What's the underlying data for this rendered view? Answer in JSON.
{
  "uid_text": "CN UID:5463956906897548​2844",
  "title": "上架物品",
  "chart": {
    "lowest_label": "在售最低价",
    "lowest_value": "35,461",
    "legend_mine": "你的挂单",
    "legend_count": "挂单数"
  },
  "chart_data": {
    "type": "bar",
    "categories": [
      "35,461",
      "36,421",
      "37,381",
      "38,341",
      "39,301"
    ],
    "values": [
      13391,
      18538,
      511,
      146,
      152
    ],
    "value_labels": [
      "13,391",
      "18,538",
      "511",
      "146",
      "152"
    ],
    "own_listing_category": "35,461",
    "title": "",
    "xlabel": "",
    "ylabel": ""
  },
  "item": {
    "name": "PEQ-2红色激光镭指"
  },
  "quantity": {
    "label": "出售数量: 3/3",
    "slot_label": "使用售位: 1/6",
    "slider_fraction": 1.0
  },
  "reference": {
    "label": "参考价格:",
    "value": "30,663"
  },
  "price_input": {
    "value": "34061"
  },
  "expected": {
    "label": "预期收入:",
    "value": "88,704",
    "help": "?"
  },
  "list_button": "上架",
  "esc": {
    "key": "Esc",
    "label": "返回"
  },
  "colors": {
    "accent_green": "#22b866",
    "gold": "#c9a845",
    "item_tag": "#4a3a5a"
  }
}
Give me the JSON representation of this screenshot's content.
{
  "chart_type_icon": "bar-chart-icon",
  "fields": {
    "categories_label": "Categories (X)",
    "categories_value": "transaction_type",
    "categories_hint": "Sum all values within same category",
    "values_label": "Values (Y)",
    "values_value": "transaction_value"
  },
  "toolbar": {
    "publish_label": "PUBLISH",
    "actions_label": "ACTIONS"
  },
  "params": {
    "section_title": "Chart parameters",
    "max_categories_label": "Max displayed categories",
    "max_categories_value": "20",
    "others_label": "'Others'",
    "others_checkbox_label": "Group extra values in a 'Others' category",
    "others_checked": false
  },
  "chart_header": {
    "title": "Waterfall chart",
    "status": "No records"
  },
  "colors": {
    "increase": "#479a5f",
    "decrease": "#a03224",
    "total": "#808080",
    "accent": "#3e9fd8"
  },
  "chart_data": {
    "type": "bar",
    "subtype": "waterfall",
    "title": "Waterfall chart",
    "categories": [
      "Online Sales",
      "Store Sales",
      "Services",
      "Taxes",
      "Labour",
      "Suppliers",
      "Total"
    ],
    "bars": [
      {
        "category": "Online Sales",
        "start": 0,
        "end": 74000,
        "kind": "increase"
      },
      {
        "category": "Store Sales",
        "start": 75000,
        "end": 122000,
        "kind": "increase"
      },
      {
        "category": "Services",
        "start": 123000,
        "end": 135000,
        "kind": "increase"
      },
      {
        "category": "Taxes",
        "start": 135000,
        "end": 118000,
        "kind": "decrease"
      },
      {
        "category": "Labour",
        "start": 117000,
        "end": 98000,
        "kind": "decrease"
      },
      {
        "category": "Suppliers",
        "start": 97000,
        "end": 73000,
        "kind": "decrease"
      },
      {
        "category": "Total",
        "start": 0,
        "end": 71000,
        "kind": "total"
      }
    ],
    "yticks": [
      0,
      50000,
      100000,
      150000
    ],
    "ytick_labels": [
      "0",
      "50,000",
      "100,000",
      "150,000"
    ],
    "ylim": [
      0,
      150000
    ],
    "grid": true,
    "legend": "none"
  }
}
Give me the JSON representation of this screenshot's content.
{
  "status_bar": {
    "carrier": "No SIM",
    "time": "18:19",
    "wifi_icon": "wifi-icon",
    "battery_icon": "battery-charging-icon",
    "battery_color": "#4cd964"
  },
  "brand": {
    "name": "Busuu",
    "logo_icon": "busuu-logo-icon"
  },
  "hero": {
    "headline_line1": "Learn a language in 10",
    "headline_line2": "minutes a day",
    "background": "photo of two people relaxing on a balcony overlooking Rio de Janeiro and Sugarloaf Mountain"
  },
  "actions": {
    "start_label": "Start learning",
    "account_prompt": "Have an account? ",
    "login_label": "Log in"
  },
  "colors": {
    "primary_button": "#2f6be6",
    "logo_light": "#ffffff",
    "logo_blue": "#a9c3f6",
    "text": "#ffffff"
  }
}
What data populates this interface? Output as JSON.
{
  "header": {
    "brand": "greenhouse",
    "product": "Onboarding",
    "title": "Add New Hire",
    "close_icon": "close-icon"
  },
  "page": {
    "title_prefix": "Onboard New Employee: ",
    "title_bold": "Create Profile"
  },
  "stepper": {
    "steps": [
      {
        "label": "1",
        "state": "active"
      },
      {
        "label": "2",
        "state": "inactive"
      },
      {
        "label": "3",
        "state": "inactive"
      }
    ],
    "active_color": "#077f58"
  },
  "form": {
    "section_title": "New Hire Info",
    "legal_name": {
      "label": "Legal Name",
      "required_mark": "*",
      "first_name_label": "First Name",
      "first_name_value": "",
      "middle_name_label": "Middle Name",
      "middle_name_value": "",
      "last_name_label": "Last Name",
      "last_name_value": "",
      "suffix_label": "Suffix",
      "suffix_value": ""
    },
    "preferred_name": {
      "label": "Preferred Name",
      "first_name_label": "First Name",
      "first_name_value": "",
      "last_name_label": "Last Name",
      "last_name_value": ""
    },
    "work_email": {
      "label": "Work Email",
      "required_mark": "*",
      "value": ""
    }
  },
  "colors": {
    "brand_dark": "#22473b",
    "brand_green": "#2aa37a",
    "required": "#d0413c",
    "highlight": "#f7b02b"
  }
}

------------------------------------

● Goal: Output the full listing exactly as it stands.

● Result of this exercise:
What's the underlying data for this rendered view? Answer in JSON.
{
  "uid_text": "CN UID:5463956906897548​2844",
  "title": "上架物品",
  "chart": {
    "lowest_label": "在售最低价",
    "lowest_value": "35,461",
    "legend_mine": "你的挂单",
    "legend_count": "挂单数"
  },
  "chart_data": {
    "type": "bar",
    "categories": [
      "35,461",
      "36,421",
      "37,381",
      "38,341",
      "39,301"
    ],
    "values": [
      13391,
      18538,
      511,
      146,
      152
    ],
    "value_labels": [
      "13,391",
      "18,538",
      "511",
      "146",
      "152"
    ],
    "own_listing_category": "35,461",
    "title": "",
    "xlabel": "",
    "ylabel": ""
  },
  "item": {
    "name": "PEQ-2红色激光镭指"
  },
  "quantity": {
    "label": "出售数量: 3/3",
    "slot_label": "使用售位: 1/6",
    "slider_fraction": 1.0
  },
  "reference": {
    "label": "参考价格:",
    "value": "30,663"
  },
  "price_input": {
    "value": "34061"
  },
  "expected": {
    "label": "预期收入:",
    "value": "88,704",
    "help": "?"
  },
  "list_button": "上架",
  "esc": {
    "key": "Esc",
    "label": "返回"
  },
  "colors": {
    "accent_green": "#22b866",
    "gold": "#c9a845",
    "item_tag": "#4a3a5a"
  }
}
Give me the JSON representation of this screenshot's content.
{
  "chart_type_icon": "bar-chart-icon",
  "fields": {
    "categories_label": "Categories (X)",
    "categories_value": "transaction_type",
    "categories_hint": "Sum all values within same category",
    "values_label": "Values (Y)",
    "values_value": "transaction_value"
  },
  "toolbar": {
    "publish_label": "PUBLISH",
    "actions_label": "ACTIONS"
  },
  "params": {
    "section_title": "Chart parameters",
    "max_categories_label": "Max displayed categories",
    "max_categories_value": "20",
    "others_label": "'Others'",
    "others_checkbox_label": "Group extra values in a 'Others' category",
    "others_checked": false
  },
  "chart_header": {
    "title": "Waterfall chart",
    "status": "No records"
  },
  "colors": {
    "increase": "#479a5f",
    "decrease": "#a03224",
    "total": "#808080",
    "accent": "#3e9fd8"
  },
  "chart_data": {
    "type": "bar",
    "subtype": "waterfall",
    "title": "Waterfall chart",
    "categories": [
      "Online Sales",
      "Store Sales",
      "Services",
      "Taxes",
      "Labour",
      "Suppliers",
      "Total"
    ],
    "bars": [
      {
        "category": "Online Sales",
        "start": 0,
        "end": 74000,
        "kind": "increase"
      },
      {
        "category": "Store Sales",
        "start": 75000,
        "end": 122000,
        "kind": "increase"
      },
      {
        "category": "Services",
        "start": 123000,
        "end": 135000,
        "kind": "increase"
      },
      {
        "category": "Taxes",
        "start": 135000,
        "end": 118000,
        "kind": "decrease"
      },
      {
        "category": "Labour",
        "start": 117000,
        "end": 98000,
        "kind": "decrease"
      },
      {
        "category": "Suppliers",
        "start": 97000,
        "end": 73000,
        "kind": "decrease"
      },
      {
        "category": "Total",
        "start": 0,
        "end": 71000,
        "kind": "total"
      }
    ],
    "yticks": [
      0,
      50000,
      100000,
      150000
    ],
    "ytick_labels": [
      "0",
      "50,000",
      "100,000",
      "150,000"
    ],
    "ylim": [
      0,
      150000
    ],
    "grid": true,
    "legend": "none"
  }
}
Give me the JSON representation of this screenshot's content.
{
  "status_bar": {
    "carrier": "No SIM",
    "time": "18:19",
    "wifi_icon": "wifi-icon",
    "battery_icon": "battery-charging-icon",
    "battery_color": "#4cd964"
  },
  "brand": {
    "name": "Busuu",
    "logo_icon": "busuu-logo-icon"
  },
  "hero": {
    "headline_line1": "Learn a language in 10",
    "headline_line2": "minutes a day",
    "background": "photo of two people relaxing on a balcony overlooking Rio de Janeiro and Sugarloaf Mountain"
  },
  "actions": {
    "start_label": "Start learning",
    "account_prompt": "Have an account? ",
    "login_label": "Log in"
  },
  "colors": {
    "primary_button": "#2f6be6",
    "logo_light": "#ffffff",
    "logo_blue": "#a9c3f6",
    "text": "#ffffff"
  }
}
What data populates this interface? Output as JSON.
{
  "header": {
    "brand": "greenhouse",
    "product": "Onboarding",
    "title": "Add New Hire",
    "close_icon": "close-icon"
  },
  "page": {
    "title_prefix": "Onboard New Employee: ",
    "title_bold": "Create Profile"
  },
  "stepper": {
    "steps": [
      {
        "label": "1",
        "state": "active"
      },
      {
        "label": "2",
        "state": "inactive"
      },
      {
        "label": "3",
        "state": "inactive"
      }
    ],
    "active_color": "#077f58"
  },
  "form": {
    "section_title": "New Hire Info",
    "legal_name": {
      "label": "Legal Name",
      "required_mark": "*",
      "first_name_label": "First Name",
      "first_name_value": "",
      "middle_name_label": "Middle Name",
      "middle_name_value": "",
      "last_name_label": "Last Name",
      "last_name_value": "",
      "suffix_label": "Suffix",
      "suffix_value": ""
    },
    "preferred_name": {
      "label": "Preferred Name",
      "first_name_label": "First Name",
      "first_name_value": "",
      "last_name_label": "Last Name",
      "last_name_value": ""
    },
    "work_email": {
      "label": "Work Email",
      "required_mark": "*",
      "value": ""
    }
  },
  "colors": {
    "brand_dark": "#22473b",
    "brand_green": "#2aa37a",
    "required": "#d0413c",
    "highlight": "#f7b02b"
  }
}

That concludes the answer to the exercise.